Exactly as they appear, output all of the records. Skip any images.

= DATASET EXTRACT =
====================

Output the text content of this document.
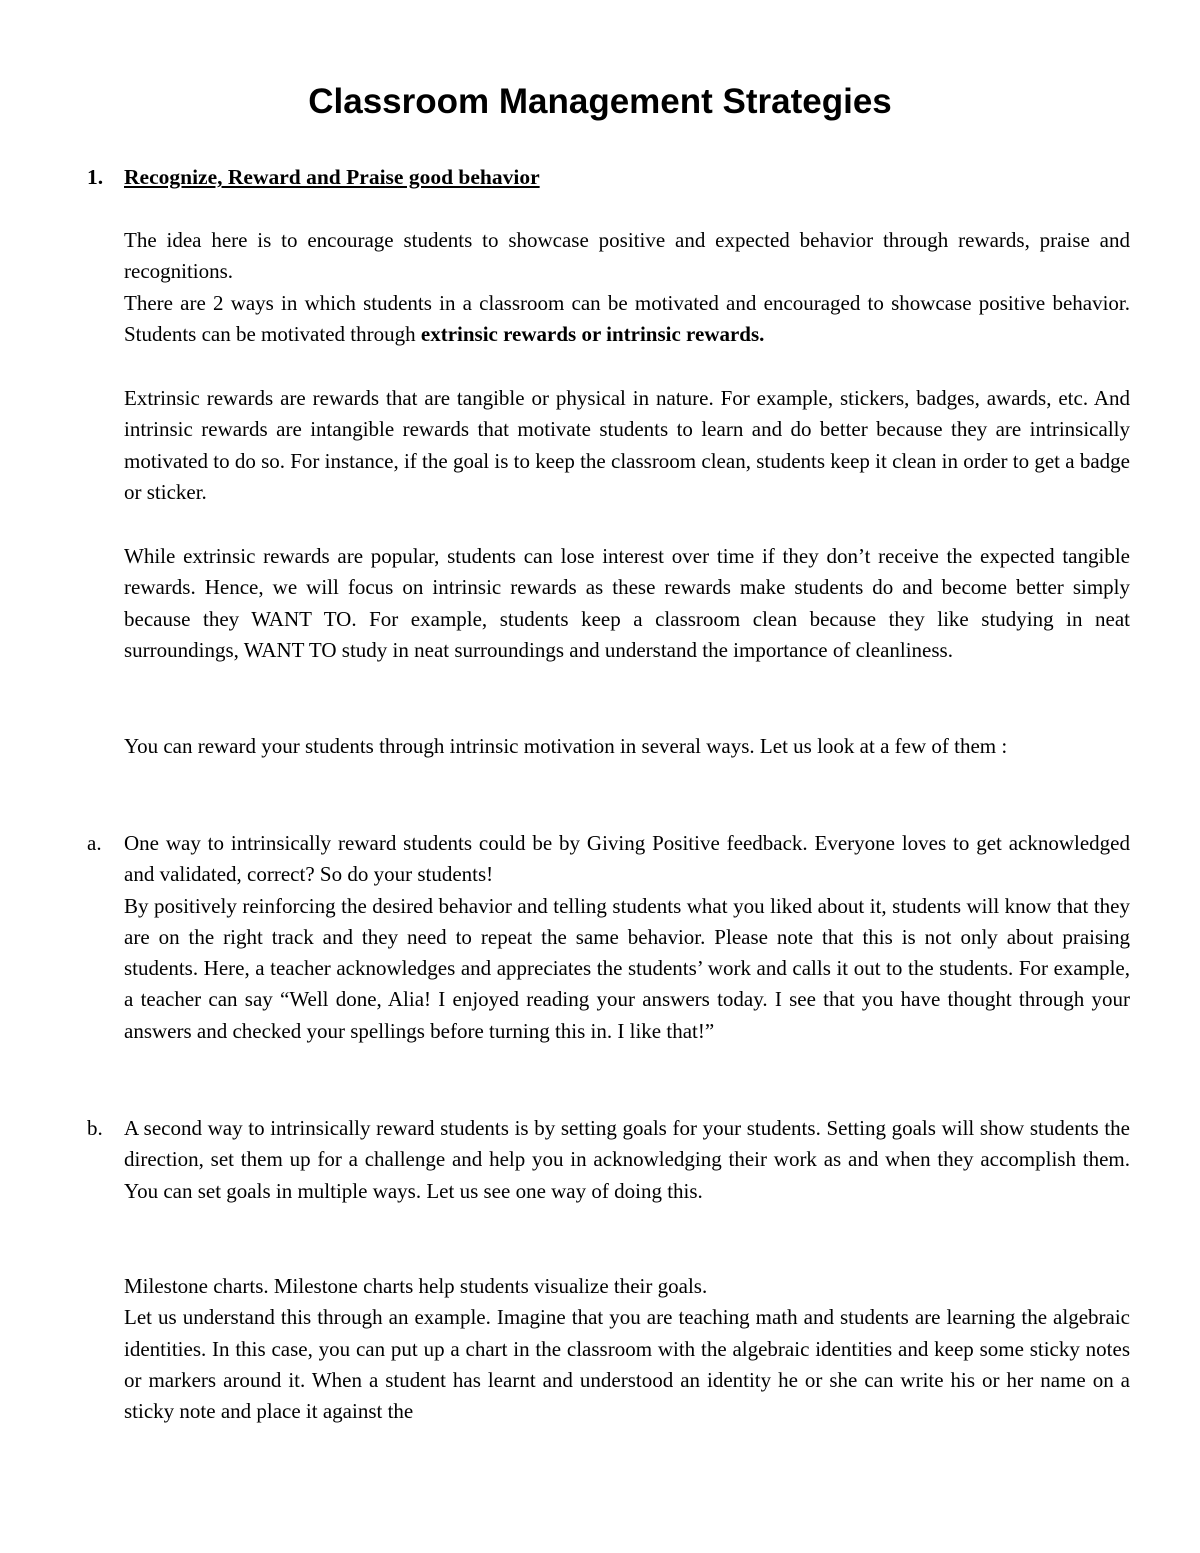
Classroom Management Strategies
1. Recognize, Reward and Praise good behavior

The idea here is to encourage students to showcase positive and expected behavior through rewards, praise and recognitions.

There are 2 ways in which students in a classroom can be motivated and encouraged to showcase positive behavior. Students can be motivated through extrinsic rewards or intrinsic rewards.

Extrinsic rewards are rewards that are tangible or physical in nature. For example, stickers, badges, awards, etc. And intrinsic rewards are intangible rewards that motivate students to learn and do better because they are intrinsically motivated to do so. For instance, if the goal is to keep the classroom clean, students keep it clean in order to get a badge or sticker.

While extrinsic rewards are popular, students can lose interest over time if they don’t receive the expected tangible rewards. Hence, we will focus on intrinsic rewards as these rewards make students do and become better simply because they WANT TO. For example, students keep a classroom clean because they like studying in neat surroundings, WANT TO study in neat surroundings and understand the importance of cleanliness.

You can reward your students through intrinsic motivation in several ways. Let us look at a few of them :

a.	One way to intrinsically reward students could be by Giving Positive feedback. Everyone loves to get acknowledged and validated, correct? So do your students!

By positively reinforcing the desired behavior and telling students what you liked about it, students will know that they are on the right track and they need to repeat the same behavior. Please note that this is not only about praising students. Here, a teacher acknowledges and appreciates the students’ work and calls it out to the students. For example, a teacher can say “Well done, Alia! I enjoyed reading your answers today. I see that you have thought through your answers and checked your spellings before turning this in. I like that!”

b.	A second way to intrinsically reward students is by setting goals for your students. Setting goals will show students the direction, set them up for a challenge and help you in acknowledging their work as and when they accomplish them. You can set goals in multiple ways. Let us see one way of doing this.

Milestone charts. Milestone charts help students visualize their goals.

Let us understand this through an example. Imagine that you are teaching math and students are learning the algebraic identities. In this case, you can put up a chart in the classroom with the algebraic identities and keep some sticky notes or markers around it. When a student has learnt and understood an identity he or she can write his or her name on a sticky note and place it against the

====================

= CORRECT OUTPUT =
Output the text content of this document.
Classroom Management Strategies
1. Recognize, Reward and Praise good behavior

The idea here is to encourage students to showcase positive and expected behavior through rewards, praise and recognitions.

There are 2 ways in which students in a classroom can be motivated and encouraged to showcase positive behavior. Students can be motivated through extrinsic rewards or intrinsic rewards.

Extrinsic rewards are rewards that are tangible or physical in nature. For example, stickers, badges, awards, etc. And intrinsic rewards are intangible rewards that motivate students to learn and do better because they are intrinsically motivated to do so. For instance, if the goal is to keep the classroom clean, students keep it clean in order to get a badge or sticker.

While extrinsic rewards are popular, students can lose interest over time if they don’t receive the expected tangible rewards. Hence, we will focus on intrinsic rewards as these rewards make students do and become better simply because they WANT TO. For example, students keep a classroom clean because they like studying in neat surroundings, WANT TO study in neat surroundings and understand the importance of cleanliness.

You can reward your students through intrinsic motivation in several ways. Let us look at a few of them :

a.	One way to intrinsically reward students could be by Giving Positive feedback. Everyone loves to get acknowledged and validated, correct? So do your students!

By positively reinforcing the desired behavior and telling students what you liked about it, students will know that they are on the right track and they need to repeat the same behavior. Please note that this is not only about praising students. Here, a teacher acknowledges and appreciates the students’ work and calls it out to the students. For example, a teacher can say “Well done, Alia! I enjoyed reading your answers today. I see that you have thought through your answers and checked your spellings before turning this in. I like that!”

b.	A second way to intrinsically reward students is by setting goals for your students. Setting goals will show students the direction, set them up for a challenge and help you in acknowledging their work as and when they accomplish them. You can set goals in multiple ways. Let us see one way of doing this.

Milestone charts. Milestone charts help students visualize their goals.

Let us understand this through an example. Imagine that you are teaching math and students are learning the algebraic identities. In this case, you can put up a chart in the classroom with the algebraic identities and keep some sticky notes or markers around it. When a student has learnt and understood an identity he or she can write his or her name on a sticky note and place it against the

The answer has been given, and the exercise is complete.